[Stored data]

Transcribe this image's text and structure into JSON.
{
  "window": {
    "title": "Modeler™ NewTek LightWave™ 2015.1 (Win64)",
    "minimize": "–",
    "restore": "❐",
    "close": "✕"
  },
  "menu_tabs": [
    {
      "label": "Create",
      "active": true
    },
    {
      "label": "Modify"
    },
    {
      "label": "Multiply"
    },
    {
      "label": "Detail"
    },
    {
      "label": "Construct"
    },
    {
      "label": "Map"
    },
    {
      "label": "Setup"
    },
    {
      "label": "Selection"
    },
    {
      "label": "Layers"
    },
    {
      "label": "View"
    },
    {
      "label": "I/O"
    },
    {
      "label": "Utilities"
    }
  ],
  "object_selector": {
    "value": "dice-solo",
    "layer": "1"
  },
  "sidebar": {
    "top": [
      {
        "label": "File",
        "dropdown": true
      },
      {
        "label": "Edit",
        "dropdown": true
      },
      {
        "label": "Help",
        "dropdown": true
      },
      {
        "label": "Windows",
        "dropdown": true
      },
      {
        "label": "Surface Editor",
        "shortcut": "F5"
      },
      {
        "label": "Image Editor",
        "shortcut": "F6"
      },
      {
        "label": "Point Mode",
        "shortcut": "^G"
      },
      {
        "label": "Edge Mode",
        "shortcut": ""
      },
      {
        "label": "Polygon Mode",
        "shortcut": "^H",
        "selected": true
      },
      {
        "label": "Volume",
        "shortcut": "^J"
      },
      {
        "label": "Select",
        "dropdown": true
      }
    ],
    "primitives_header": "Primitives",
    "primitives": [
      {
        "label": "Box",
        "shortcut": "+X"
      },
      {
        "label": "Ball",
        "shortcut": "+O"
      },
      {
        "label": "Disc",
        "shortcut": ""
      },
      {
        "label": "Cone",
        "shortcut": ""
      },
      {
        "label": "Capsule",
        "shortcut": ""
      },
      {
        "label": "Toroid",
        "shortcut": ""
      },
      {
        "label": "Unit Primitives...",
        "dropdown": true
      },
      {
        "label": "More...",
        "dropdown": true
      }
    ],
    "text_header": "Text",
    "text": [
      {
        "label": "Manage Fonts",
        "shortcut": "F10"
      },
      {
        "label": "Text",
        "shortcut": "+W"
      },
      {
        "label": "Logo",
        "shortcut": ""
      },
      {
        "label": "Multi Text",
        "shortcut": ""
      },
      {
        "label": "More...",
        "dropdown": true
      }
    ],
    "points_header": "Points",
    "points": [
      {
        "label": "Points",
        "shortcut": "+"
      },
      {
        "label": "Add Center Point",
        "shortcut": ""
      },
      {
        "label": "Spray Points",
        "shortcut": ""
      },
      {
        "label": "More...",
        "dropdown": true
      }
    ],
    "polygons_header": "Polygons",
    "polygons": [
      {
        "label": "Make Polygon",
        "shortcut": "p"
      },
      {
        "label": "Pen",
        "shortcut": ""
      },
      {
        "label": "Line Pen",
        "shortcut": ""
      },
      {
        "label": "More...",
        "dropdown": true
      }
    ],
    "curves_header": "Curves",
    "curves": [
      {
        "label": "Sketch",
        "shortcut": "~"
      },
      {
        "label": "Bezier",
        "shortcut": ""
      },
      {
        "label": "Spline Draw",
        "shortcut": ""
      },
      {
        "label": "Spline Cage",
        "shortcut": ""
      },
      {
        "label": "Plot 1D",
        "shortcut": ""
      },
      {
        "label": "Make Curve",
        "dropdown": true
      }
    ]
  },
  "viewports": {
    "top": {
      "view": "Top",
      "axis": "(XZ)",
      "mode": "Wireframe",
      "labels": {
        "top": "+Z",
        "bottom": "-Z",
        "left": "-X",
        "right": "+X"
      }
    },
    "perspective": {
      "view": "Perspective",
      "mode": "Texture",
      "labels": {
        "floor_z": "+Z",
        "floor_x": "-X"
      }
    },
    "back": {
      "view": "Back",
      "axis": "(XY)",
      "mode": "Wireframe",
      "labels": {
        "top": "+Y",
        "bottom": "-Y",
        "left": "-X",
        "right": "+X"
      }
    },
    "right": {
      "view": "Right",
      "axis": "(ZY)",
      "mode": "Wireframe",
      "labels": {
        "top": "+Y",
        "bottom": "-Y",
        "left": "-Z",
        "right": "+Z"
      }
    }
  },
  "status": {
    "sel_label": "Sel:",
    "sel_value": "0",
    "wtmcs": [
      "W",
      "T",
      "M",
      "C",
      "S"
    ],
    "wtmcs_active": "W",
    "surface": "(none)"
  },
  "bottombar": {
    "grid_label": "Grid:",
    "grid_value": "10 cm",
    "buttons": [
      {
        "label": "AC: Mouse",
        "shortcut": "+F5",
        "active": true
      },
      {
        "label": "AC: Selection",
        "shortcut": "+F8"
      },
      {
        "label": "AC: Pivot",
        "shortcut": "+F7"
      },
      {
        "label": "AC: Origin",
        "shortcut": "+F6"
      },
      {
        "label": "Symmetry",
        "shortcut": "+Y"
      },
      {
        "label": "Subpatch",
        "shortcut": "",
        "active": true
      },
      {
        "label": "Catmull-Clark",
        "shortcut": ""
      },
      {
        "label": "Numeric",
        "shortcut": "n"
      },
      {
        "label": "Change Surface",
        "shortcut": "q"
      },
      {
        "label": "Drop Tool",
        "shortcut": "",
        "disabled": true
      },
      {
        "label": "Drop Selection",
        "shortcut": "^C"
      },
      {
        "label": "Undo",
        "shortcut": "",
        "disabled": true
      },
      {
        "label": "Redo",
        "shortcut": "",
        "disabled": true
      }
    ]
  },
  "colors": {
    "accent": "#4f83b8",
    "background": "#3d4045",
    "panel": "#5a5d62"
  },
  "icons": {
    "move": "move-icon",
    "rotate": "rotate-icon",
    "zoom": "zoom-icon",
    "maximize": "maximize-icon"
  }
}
---
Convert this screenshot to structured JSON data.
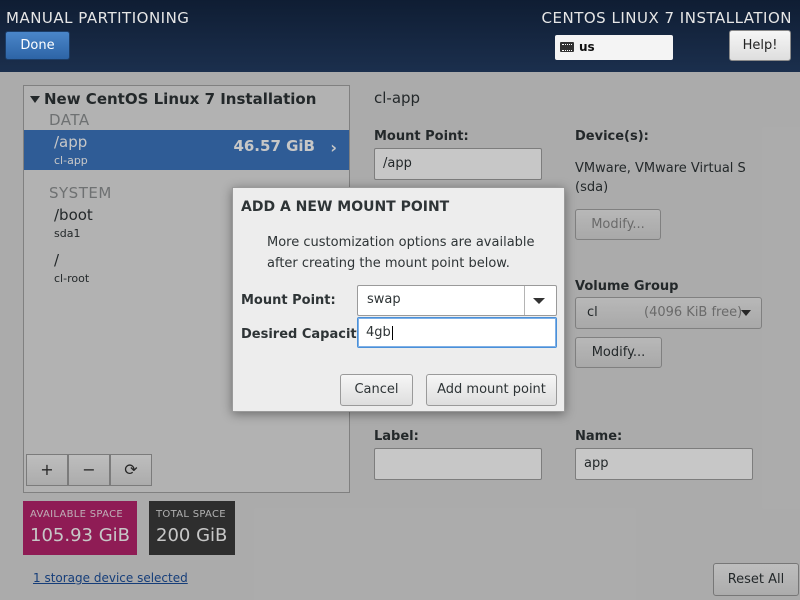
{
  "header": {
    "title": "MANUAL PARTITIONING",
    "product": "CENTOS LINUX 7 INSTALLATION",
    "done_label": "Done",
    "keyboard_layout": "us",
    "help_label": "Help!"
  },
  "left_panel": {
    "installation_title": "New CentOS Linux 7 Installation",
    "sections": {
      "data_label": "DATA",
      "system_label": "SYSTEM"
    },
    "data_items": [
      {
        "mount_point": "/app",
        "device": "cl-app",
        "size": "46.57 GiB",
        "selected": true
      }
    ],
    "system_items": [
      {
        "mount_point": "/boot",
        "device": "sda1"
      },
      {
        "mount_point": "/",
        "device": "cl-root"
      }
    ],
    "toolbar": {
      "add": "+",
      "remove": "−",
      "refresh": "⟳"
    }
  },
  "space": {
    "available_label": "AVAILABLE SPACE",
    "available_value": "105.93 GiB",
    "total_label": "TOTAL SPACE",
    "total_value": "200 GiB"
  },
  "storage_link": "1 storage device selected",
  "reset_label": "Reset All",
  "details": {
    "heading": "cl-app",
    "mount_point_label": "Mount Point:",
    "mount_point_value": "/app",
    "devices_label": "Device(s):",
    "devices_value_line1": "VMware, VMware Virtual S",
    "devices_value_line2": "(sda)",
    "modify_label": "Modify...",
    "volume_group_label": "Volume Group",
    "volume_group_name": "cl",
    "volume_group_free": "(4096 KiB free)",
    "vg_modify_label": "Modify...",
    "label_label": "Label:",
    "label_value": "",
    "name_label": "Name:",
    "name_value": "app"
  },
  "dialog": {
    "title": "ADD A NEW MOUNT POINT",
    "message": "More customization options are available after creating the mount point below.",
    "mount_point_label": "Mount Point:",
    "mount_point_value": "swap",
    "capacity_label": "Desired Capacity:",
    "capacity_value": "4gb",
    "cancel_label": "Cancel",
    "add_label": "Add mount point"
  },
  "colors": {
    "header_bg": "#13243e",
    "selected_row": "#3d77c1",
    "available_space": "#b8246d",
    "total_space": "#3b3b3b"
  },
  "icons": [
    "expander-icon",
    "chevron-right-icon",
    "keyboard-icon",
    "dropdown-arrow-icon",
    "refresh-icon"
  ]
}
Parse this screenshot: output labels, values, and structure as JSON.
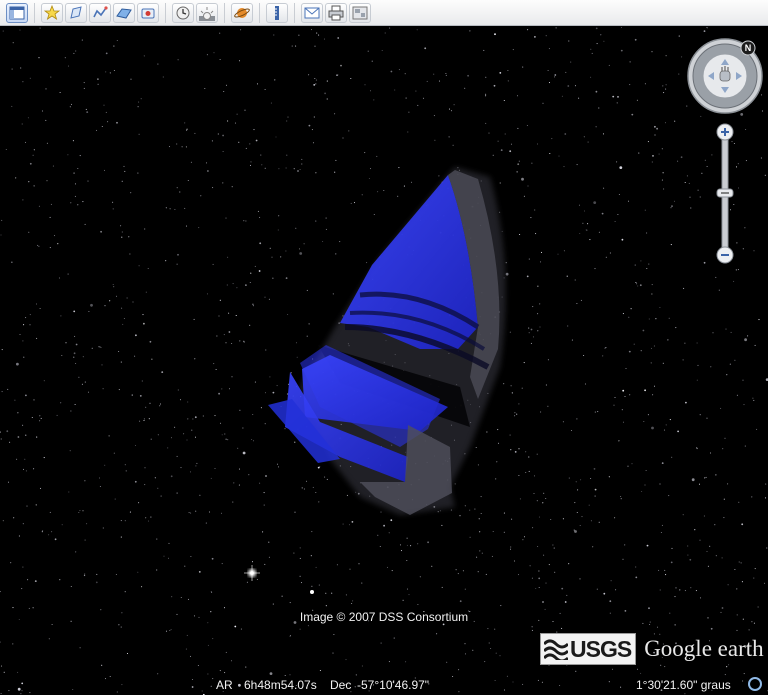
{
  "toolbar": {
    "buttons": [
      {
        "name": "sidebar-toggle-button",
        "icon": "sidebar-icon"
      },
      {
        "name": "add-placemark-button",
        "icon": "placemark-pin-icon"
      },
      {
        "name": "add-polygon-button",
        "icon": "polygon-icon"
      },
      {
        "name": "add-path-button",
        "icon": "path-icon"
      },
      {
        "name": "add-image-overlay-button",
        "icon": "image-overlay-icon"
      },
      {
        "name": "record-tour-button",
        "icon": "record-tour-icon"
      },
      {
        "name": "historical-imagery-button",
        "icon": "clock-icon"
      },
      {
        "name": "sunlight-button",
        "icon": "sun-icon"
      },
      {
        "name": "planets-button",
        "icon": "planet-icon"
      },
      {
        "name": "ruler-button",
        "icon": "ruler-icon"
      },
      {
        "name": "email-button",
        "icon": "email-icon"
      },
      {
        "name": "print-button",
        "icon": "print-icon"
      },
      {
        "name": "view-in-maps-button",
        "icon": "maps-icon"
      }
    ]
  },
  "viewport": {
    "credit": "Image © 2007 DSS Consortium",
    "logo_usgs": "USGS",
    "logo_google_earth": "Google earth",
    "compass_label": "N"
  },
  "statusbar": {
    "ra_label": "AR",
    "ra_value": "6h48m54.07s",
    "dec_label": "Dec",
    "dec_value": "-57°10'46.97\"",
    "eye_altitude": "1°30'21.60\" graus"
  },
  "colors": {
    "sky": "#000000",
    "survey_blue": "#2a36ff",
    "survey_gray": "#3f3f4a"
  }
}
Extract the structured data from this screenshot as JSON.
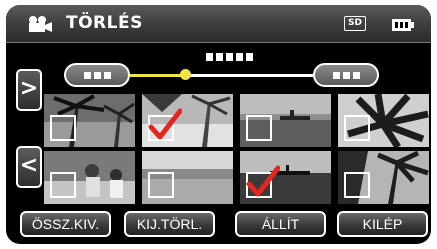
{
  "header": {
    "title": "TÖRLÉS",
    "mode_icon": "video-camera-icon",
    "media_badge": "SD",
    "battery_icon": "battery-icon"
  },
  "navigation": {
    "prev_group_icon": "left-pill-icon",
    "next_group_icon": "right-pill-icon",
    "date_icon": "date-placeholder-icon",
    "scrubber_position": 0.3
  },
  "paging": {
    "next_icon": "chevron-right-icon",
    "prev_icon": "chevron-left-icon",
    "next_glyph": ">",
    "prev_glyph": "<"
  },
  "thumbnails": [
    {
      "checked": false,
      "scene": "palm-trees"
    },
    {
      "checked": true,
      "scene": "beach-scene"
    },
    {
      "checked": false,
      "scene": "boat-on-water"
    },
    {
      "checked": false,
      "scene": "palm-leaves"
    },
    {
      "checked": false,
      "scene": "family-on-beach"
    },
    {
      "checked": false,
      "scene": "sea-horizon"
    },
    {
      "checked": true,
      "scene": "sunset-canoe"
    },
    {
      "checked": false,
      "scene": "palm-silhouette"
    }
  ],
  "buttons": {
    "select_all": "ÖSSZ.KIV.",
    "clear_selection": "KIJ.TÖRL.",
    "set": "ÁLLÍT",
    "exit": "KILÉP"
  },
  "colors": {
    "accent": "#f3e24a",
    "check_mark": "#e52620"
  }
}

WHAT YOU WILL DO: Using the listing above, return all lines where the word "pill" occurs.

THE COMPLETED TASK:
    "prev_group_icon": "left-pill-icon",
    "next_group_icon": "right-pill-icon",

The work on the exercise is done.